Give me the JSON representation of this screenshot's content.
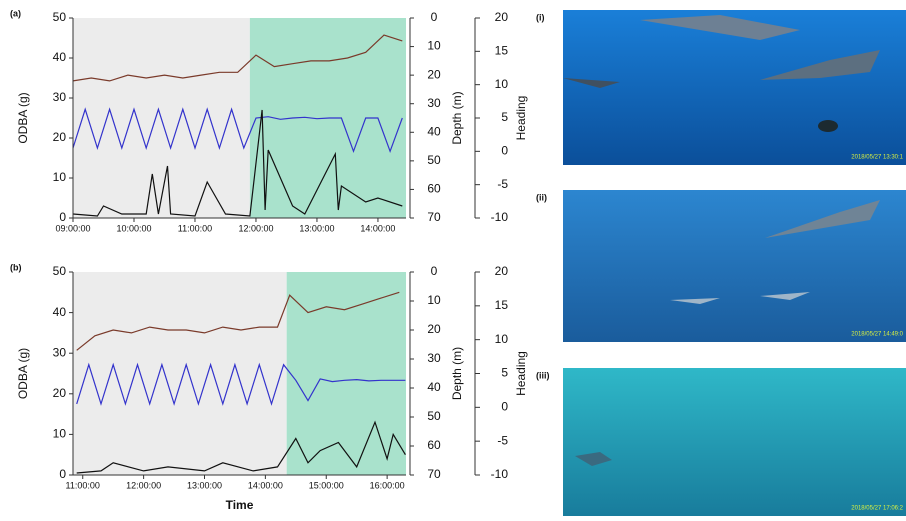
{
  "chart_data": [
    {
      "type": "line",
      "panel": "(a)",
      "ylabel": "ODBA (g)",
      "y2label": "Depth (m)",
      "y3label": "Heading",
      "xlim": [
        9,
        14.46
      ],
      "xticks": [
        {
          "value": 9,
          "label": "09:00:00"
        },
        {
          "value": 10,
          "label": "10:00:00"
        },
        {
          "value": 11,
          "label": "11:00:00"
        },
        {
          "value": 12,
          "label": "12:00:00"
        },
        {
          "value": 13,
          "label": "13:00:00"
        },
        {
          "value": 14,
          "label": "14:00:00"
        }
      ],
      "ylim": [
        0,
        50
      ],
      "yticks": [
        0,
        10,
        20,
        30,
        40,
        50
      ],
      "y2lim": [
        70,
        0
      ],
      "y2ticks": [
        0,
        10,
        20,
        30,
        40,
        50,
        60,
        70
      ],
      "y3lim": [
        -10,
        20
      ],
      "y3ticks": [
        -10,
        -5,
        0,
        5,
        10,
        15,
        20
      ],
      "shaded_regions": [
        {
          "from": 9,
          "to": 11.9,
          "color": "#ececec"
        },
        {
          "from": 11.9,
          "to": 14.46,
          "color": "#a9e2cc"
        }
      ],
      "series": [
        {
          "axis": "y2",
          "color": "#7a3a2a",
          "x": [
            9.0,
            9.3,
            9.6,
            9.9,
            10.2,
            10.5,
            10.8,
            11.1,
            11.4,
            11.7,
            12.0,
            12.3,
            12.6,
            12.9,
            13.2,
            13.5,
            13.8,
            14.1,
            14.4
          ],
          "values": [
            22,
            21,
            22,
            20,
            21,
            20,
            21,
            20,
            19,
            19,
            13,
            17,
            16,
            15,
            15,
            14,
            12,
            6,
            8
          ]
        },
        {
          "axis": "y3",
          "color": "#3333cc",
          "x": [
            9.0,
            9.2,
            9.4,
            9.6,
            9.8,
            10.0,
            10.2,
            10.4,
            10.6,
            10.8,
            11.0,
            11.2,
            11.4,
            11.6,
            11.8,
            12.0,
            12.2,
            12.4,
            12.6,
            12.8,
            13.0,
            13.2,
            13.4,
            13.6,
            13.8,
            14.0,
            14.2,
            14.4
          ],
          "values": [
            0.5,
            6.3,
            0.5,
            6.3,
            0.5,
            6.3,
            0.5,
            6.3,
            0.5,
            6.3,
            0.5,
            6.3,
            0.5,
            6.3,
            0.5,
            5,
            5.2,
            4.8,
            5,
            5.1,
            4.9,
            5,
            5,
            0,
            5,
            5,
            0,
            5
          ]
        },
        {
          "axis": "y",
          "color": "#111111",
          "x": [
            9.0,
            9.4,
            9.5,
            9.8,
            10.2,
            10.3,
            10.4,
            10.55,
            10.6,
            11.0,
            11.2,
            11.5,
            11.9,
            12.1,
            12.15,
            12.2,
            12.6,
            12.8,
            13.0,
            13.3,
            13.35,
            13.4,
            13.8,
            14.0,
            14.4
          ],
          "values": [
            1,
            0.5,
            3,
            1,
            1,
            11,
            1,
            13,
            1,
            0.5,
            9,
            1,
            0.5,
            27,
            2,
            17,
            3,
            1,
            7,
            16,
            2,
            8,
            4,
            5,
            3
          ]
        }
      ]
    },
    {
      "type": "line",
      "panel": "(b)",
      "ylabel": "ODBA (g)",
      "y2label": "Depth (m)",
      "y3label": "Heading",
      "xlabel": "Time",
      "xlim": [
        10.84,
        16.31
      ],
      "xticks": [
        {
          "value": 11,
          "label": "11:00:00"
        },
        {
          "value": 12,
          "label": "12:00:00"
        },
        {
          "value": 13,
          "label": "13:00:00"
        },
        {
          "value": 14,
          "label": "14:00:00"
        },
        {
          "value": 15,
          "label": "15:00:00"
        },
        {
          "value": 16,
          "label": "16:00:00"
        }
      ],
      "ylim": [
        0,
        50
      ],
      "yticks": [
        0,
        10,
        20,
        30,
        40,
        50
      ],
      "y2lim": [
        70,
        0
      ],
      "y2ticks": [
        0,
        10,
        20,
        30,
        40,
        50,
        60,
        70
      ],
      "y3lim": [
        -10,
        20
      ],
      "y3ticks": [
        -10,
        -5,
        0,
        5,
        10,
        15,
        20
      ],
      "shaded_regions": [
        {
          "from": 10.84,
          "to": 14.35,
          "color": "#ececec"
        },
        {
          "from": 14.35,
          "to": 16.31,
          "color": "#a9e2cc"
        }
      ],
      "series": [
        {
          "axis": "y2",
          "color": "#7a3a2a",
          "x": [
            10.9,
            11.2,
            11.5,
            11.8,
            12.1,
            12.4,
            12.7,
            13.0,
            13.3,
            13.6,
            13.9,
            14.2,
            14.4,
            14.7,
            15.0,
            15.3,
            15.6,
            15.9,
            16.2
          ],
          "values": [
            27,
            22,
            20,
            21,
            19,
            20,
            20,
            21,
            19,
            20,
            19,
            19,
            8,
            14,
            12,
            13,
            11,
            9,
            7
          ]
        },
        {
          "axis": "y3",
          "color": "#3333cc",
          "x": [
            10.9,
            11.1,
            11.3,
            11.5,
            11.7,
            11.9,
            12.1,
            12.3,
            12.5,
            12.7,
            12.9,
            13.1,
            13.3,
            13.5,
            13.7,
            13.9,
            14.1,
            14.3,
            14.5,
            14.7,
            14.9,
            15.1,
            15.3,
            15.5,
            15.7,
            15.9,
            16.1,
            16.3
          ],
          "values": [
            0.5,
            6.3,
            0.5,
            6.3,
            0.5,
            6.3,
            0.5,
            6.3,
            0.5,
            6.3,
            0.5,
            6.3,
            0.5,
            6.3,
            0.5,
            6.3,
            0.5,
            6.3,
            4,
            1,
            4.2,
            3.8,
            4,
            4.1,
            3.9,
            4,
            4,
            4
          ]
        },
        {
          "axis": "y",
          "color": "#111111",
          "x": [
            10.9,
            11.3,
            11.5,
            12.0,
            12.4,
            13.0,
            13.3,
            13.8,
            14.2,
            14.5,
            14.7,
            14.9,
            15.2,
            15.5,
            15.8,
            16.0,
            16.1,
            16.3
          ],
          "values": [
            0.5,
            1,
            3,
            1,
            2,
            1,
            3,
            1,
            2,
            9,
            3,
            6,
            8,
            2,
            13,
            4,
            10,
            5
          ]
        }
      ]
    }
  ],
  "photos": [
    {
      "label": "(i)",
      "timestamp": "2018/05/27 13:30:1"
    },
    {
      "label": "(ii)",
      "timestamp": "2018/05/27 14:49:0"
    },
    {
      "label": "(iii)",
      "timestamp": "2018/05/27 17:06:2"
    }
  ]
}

_ _ _

For each line in the data above that contains the string "timestamp", extract the line.

-- Exercise answer --
      "timestamp": "2018/05/27 13:30:1"
      "timestamp": "2018/05/27 14:49:0"
      "timestamp": "2018/05/27 17:06:2"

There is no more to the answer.